→ **Figure collection entries**
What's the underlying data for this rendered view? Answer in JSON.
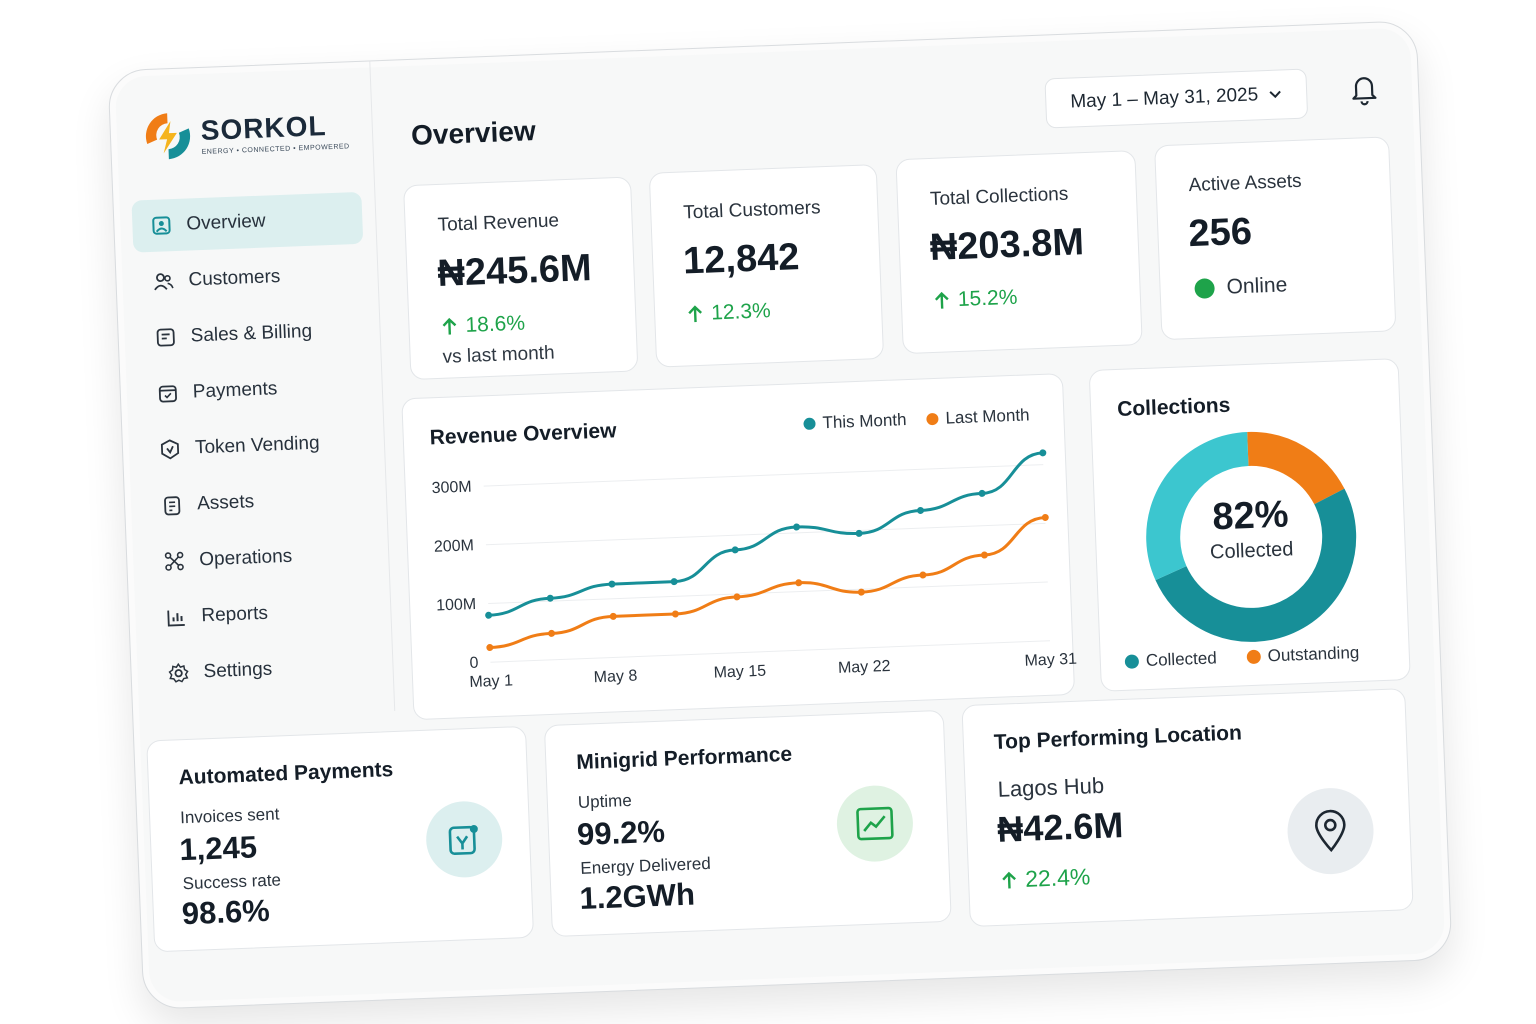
{
  "brand": {
    "name": "SORKOL",
    "tagline": "ENERGY • CONNECTED • EMPOWERED"
  },
  "sidebar": {
    "items": [
      {
        "label": "Overview",
        "icon": "dashboard-icon",
        "active": true
      },
      {
        "label": "Customers",
        "icon": "users-icon"
      },
      {
        "label": "Sales & Billing",
        "icon": "invoice-icon"
      },
      {
        "label": "Payments",
        "icon": "wallet-icon"
      },
      {
        "label": "Token Vending",
        "icon": "token-icon"
      },
      {
        "label": "Assets",
        "icon": "clipboard-icon"
      },
      {
        "label": "Operations",
        "icon": "network-icon"
      },
      {
        "label": "Reports",
        "icon": "reports-icon"
      },
      {
        "label": "Settings",
        "icon": "gear-icon"
      }
    ]
  },
  "header": {
    "title": "Overview",
    "date_range": "May 1 – May 31, 2025",
    "notification_icon": "bell-icon"
  },
  "kpis": [
    {
      "label": "Total Revenue",
      "value": "₦245.6M",
      "delta": "18.6%",
      "sub": "vs last month"
    },
    {
      "label": "Total Customers",
      "value": "12,842",
      "delta": "12.3%"
    },
    {
      "label": "Total Collections",
      "value": "₦203.8M",
      "delta": "15.2%"
    },
    {
      "label": "Active Assets",
      "value": "256",
      "status": "Online"
    }
  ],
  "revenue_chart": {
    "title": "Revenue Overview",
    "legend": [
      "This Month",
      "Last Month"
    ]
  },
  "chart_data": {
    "type": "line",
    "title": "Revenue Overview",
    "x": [
      "May 1",
      "May 4",
      "May 8",
      "May 11",
      "May 15",
      "May 18",
      "May 22",
      "May 25",
      "May 28",
      "May 31"
    ],
    "xticks": [
      "May 1",
      "May 8",
      "May 15",
      "May 22",
      "May 31"
    ],
    "yticks": [
      "0",
      "100M",
      "200M",
      "300M"
    ],
    "ylim": [
      0,
      320
    ],
    "series": [
      {
        "name": "This Month",
        "color": "#178f98",
        "values": [
          80,
          105,
          125,
          125,
          175,
          210,
          195,
          230,
          255,
          320
        ]
      },
      {
        "name": "Last Month",
        "color": "#f07d16",
        "values": [
          25,
          45,
          70,
          70,
          95,
          115,
          95,
          120,
          150,
          210
        ]
      }
    ]
  },
  "collections": {
    "title": "Collections",
    "percent": "82%",
    "caption": "Collected",
    "collected_fraction": 0.82,
    "legend": [
      "Collected",
      "Outstanding"
    ],
    "colors": {
      "collected": "#178f98",
      "collected_light": "#3cc6cf",
      "outstanding": "#f07d16"
    }
  },
  "automated_payments": {
    "title": "Automated Payments",
    "invoices_label": "Invoices sent",
    "invoices_value": "1,245",
    "success_label": "Success rate",
    "success_value": "98.6%"
  },
  "minigrid": {
    "title": "Minigrid Performance",
    "uptime_label": "Uptime",
    "uptime_value": "99.2%",
    "energy_label": "Energy Delivered",
    "energy_value": "1.2GWh"
  },
  "top_location": {
    "title": "Top Performing Location",
    "name": "Lagos Hub",
    "value": "₦42.6M",
    "delta": "22.4%"
  }
}
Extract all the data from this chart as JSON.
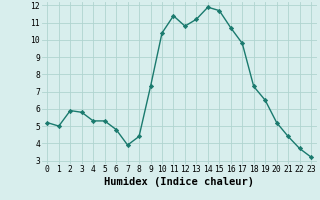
{
  "x": [
    0,
    1,
    2,
    3,
    4,
    5,
    6,
    7,
    8,
    9,
    10,
    11,
    12,
    13,
    14,
    15,
    16,
    17,
    18,
    19,
    20,
    21,
    22,
    23
  ],
  "y": [
    5.2,
    5.0,
    5.9,
    5.8,
    5.3,
    5.3,
    4.8,
    3.9,
    4.4,
    7.3,
    10.4,
    11.4,
    10.8,
    11.2,
    11.9,
    11.7,
    10.7,
    9.8,
    7.3,
    6.5,
    5.2,
    4.4,
    3.7,
    3.2
  ],
  "line_color": "#1a7a6e",
  "marker": "D",
  "marker_size": 2.2,
  "bg_color": "#d8eeed",
  "grid_color": "#b0d4d0",
  "xlabel": "Humidex (Indice chaleur)",
  "xlim": [
    -0.5,
    23.5
  ],
  "ylim": [
    2.8,
    12.2
  ],
  "yticks": [
    3,
    4,
    5,
    6,
    7,
    8,
    9,
    10,
    11,
    12
  ],
  "xticks": [
    0,
    1,
    2,
    3,
    4,
    5,
    6,
    7,
    8,
    9,
    10,
    11,
    12,
    13,
    14,
    15,
    16,
    17,
    18,
    19,
    20,
    21,
    22,
    23
  ],
  "tick_label_fontsize": 5.8,
  "xlabel_fontsize": 7.5,
  "line_width": 1.0
}
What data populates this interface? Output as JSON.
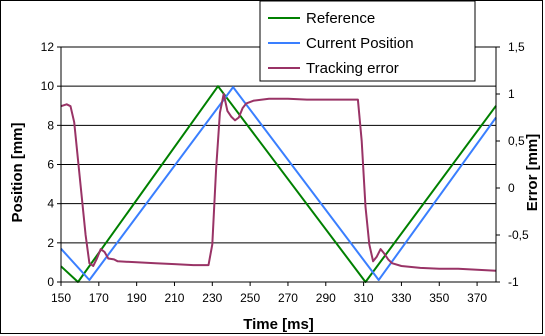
{
  "chart_data": {
    "type": "line",
    "title": "",
    "xlabel": "Time [ms]",
    "ylabel": "Position [mm]",
    "y2label": "Error [mm]",
    "xlim": [
      150,
      380
    ],
    "ylim": [
      0,
      12
    ],
    "y2lim": [
      -1,
      1.5
    ],
    "x_ticks": [
      150,
      170,
      190,
      210,
      230,
      250,
      270,
      290,
      310,
      330,
      350,
      370
    ],
    "y_ticks": [
      0,
      2,
      4,
      6,
      8,
      10,
      12
    ],
    "y2_ticks": [
      -1,
      -0.5,
      0,
      0.5,
      1,
      1.5
    ],
    "y2_tick_labels": [
      "-1",
      "-0,5",
      "0",
      "0,5",
      "1",
      "1,5"
    ],
    "grid": "horizontal",
    "legend_position": "top-right",
    "series": [
      {
        "name": "Reference",
        "color": "#008000",
        "axis": "left",
        "x": [
          150,
          159,
          233,
          311,
          380
        ],
        "y": [
          0.8,
          0.0,
          10.0,
          0.0,
          9.0
        ]
      },
      {
        "name": "Current Position",
        "color": "#3a7fff",
        "axis": "left",
        "x": [
          150,
          165,
          241,
          318,
          380
        ],
        "y": [
          1.7,
          0.1,
          9.95,
          0.1,
          8.4
        ]
      },
      {
        "name": "Tracking error",
        "color": "#993366",
        "axis": "right",
        "x": [
          150,
          153,
          155,
          157,
          159,
          161,
          163,
          165,
          167,
          169,
          171,
          173,
          175,
          178,
          180,
          190,
          200,
          210,
          220,
          228,
          230,
          232,
          234,
          236,
          238,
          240,
          242,
          244,
          246,
          248,
          252,
          260,
          270,
          280,
          290,
          300,
          307,
          309,
          311,
          313,
          315,
          317,
          319,
          321,
          323,
          325,
          330,
          340,
          350,
          360,
          370,
          380
        ],
        "y": [
          0.87,
          0.89,
          0.87,
          0.7,
          0.3,
          -0.1,
          -0.5,
          -0.8,
          -0.83,
          -0.75,
          -0.65,
          -0.68,
          -0.75,
          -0.76,
          -0.78,
          -0.79,
          -0.8,
          -0.81,
          -0.82,
          -0.82,
          -0.6,
          0.2,
          0.8,
          1.0,
          0.82,
          0.76,
          0.72,
          0.75,
          0.85,
          0.9,
          0.93,
          0.95,
          0.95,
          0.94,
          0.94,
          0.94,
          0.94,
          0.5,
          -0.2,
          -0.6,
          -0.78,
          -0.73,
          -0.65,
          -0.7,
          -0.76,
          -0.8,
          -0.83,
          -0.85,
          -0.86,
          -0.86,
          -0.87,
          -0.88
        ]
      }
    ]
  }
}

→ **Problem**
All the lines above are to be given again exactly as they read, with the pictures removed.

→ **The reply**
What's the underlying data for this rendered view? Answer in JSON.
{
  "brand": {
    "name": "SORKOL",
    "tagline": "ENERGY • CONNECTED • EMPOWERED"
  },
  "sidebar": {
    "items": [
      {
        "label": "Overview",
        "icon": "dashboard-icon",
        "active": true
      },
      {
        "label": "Customers",
        "icon": "users-icon"
      },
      {
        "label": "Sales & Billing",
        "icon": "invoice-icon"
      },
      {
        "label": "Payments",
        "icon": "wallet-icon"
      },
      {
        "label": "Token Vending",
        "icon": "token-icon"
      },
      {
        "label": "Assets",
        "icon": "clipboard-icon"
      },
      {
        "label": "Operations",
        "icon": "network-icon"
      },
      {
        "label": "Reports",
        "icon": "reports-icon"
      },
      {
        "label": "Settings",
        "icon": "gear-icon"
      }
    ]
  },
  "header": {
    "title": "Overview",
    "date_range": "May 1 – May 31, 2025",
    "notification_icon": "bell-icon"
  },
  "kpis": [
    {
      "label": "Total Revenue",
      "value": "₦245.6M",
      "delta": "18.6%",
      "sub": "vs last month"
    },
    {
      "label": "Total Customers",
      "value": "12,842",
      "delta": "12.3%"
    },
    {
      "label": "Total Collections",
      "value": "₦203.8M",
      "delta": "15.2%"
    },
    {
      "label": "Active Assets",
      "value": "256",
      "status": "Online"
    }
  ],
  "revenue_chart": {
    "title": "Revenue Overview",
    "legend": [
      "This Month",
      "Last Month"
    ]
  },
  "chart_data": {
    "type": "line",
    "title": "Revenue Overview",
    "x": [
      "May 1",
      "May 4",
      "May 8",
      "May 11",
      "May 15",
      "May 18",
      "May 22",
      "May 25",
      "May 28",
      "May 31"
    ],
    "xticks": [
      "May 1",
      "May 8",
      "May 15",
      "May 22",
      "May 31"
    ],
    "yticks": [
      "0",
      "100M",
      "200M",
      "300M"
    ],
    "ylim": [
      0,
      320
    ],
    "series": [
      {
        "name": "This Month",
        "color": "#178f98",
        "values": [
          80,
          105,
          125,
          125,
          175,
          210,
          195,
          230,
          255,
          320
        ]
      },
      {
        "name": "Last Month",
        "color": "#f07d16",
        "values": [
          25,
          45,
          70,
          70,
          95,
          115,
          95,
          120,
          150,
          210
        ]
      }
    ]
  },
  "collections": {
    "title": "Collections",
    "percent": "82%",
    "caption": "Collected",
    "collected_fraction": 0.82,
    "legend": [
      "Collected",
      "Outstanding"
    ],
    "colors": {
      "collected": "#178f98",
      "collected_light": "#3cc6cf",
      "outstanding": "#f07d16"
    }
  },
  "automated_payments": {
    "title": "Automated Payments",
    "invoices_label": "Invoices sent",
    "invoices_value": "1,245",
    "success_label": "Success rate",
    "success_value": "98.6%"
  },
  "minigrid": {
    "title": "Minigrid Performance",
    "uptime_label": "Uptime",
    "uptime_value": "99.2%",
    "energy_label": "Energy Delivered",
    "energy_value": "1.2GWh"
  },
  "top_location": {
    "title": "Top Performing Location",
    "name": "Lagos Hub",
    "value": "₦42.6M",
    "delta": "22.4%"
  }
}
Extract all the data from this chart as JSON.
{
  "x": [
    0,
    1,
    2,
    3,
    4,
    5,
    6,
    7,
    8,
    9,
    10,
    11,
    12,
    13,
    14,
    15,
    16,
    17,
    18,
    19,
    20,
    21,
    22,
    23
  ],
  "y": [
    5.2,
    5.0,
    5.9,
    5.8,
    5.3,
    5.3,
    4.8,
    3.9,
    4.4,
    7.3,
    10.4,
    11.4,
    10.8,
    11.2,
    11.9,
    11.7,
    10.7,
    9.8,
    7.3,
    6.5,
    5.2,
    4.4,
    3.7,
    3.2
  ],
  "line_color": "#1a7a6e",
  "marker": "D",
  "marker_size": 2.2,
  "bg_color": "#d8eeed",
  "grid_color": "#b0d4d0",
  "xlabel": "Humidex (Indice chaleur)",
  "xlim": [
    -0.5,
    23.5
  ],
  "ylim": [
    2.8,
    12.2
  ],
  "yticks": [
    3,
    4,
    5,
    6,
    7,
    8,
    9,
    10,
    11,
    12
  ],
  "xticks": [
    0,
    1,
    2,
    3,
    4,
    5,
    6,
    7,
    8,
    9,
    10,
    11,
    12,
    13,
    14,
    15,
    16,
    17,
    18,
    19,
    20,
    21,
    22,
    23
  ],
  "tick_label_fontsize": 5.8,
  "xlabel_fontsize": 7.5,
  "line_width": 1.0
}
What data populates this interface? Output as JSON.
{
  "chart_data": {
    "type": "line",
    "title": "",
    "xlabel": "Time [ms]",
    "ylabel": "Position [mm]",
    "y2label": "Error [mm]",
    "xlim": [
      150,
      380
    ],
    "ylim": [
      0,
      12
    ],
    "y2lim": [
      -1,
      1.5
    ],
    "x_ticks": [
      150,
      170,
      190,
      210,
      230,
      250,
      270,
      290,
      310,
      330,
      350,
      370
    ],
    "y_ticks": [
      0,
      2,
      4,
      6,
      8,
      10,
      12
    ],
    "y2_ticks": [
      -1,
      -0.5,
      0,
      0.5,
      1,
      1.5
    ],
    "y2_tick_labels": [
      "-1",
      "-0,5",
      "0",
      "0,5",
      "1",
      "1,5"
    ],
    "grid": "horizontal",
    "legend_position": "top-right",
    "series": [
      {
        "name": "Reference",
        "color": "#008000",
        "axis": "left",
        "x": [
          150,
          159,
          233,
          311,
          380
        ],
        "y": [
          0.8,
          0.0,
          10.0,
          0.0,
          9.0
        ]
      },
      {
        "name": "Current Position",
        "color": "#3a7fff",
        "axis": "left",
        "x": [
          150,
          165,
          241,
          318,
          380
        ],
        "y": [
          1.7,
          0.1,
          9.95,
          0.1,
          8.4
        ]
      },
      {
        "name": "Tracking error",
        "color": "#993366",
        "axis": "right",
        "x": [
          150,
          153,
          155,
          157,
          159,
          161,
          163,
          165,
          167,
          169,
          171,
          173,
          175,
          178,
          180,
          190,
          200,
          210,
          220,
          228,
          230,
          232,
          234,
          236,
          238,
          240,
          242,
          244,
          246,
          248,
          252,
          260,
          270,
          280,
          290,
          300,
          307,
          309,
          311,
          313,
          315,
          317,
          319,
          321,
          323,
          325,
          330,
          340,
          350,
          360,
          370,
          380
        ],
        "y": [
          0.87,
          0.89,
          0.87,
          0.7,
          0.3,
          -0.1,
          -0.5,
          -0.8,
          -0.83,
          -0.75,
          -0.65,
          -0.68,
          -0.75,
          -0.76,
          -0.78,
          -0.79,
          -0.8,
          -0.81,
          -0.82,
          -0.82,
          -0.6,
          0.2,
          0.8,
          1.0,
          0.82,
          0.76,
          0.72,
          0.75,
          0.85,
          0.9,
          0.93,
          0.95,
          0.95,
          0.94,
          0.94,
          0.94,
          0.94,
          0.5,
          -0.2,
          -0.6,
          -0.78,
          -0.73,
          -0.65,
          -0.7,
          -0.76,
          -0.8,
          -0.83,
          -0.85,
          -0.86,
          -0.86,
          -0.87,
          -0.88
        ]
      }
    ]
  }
}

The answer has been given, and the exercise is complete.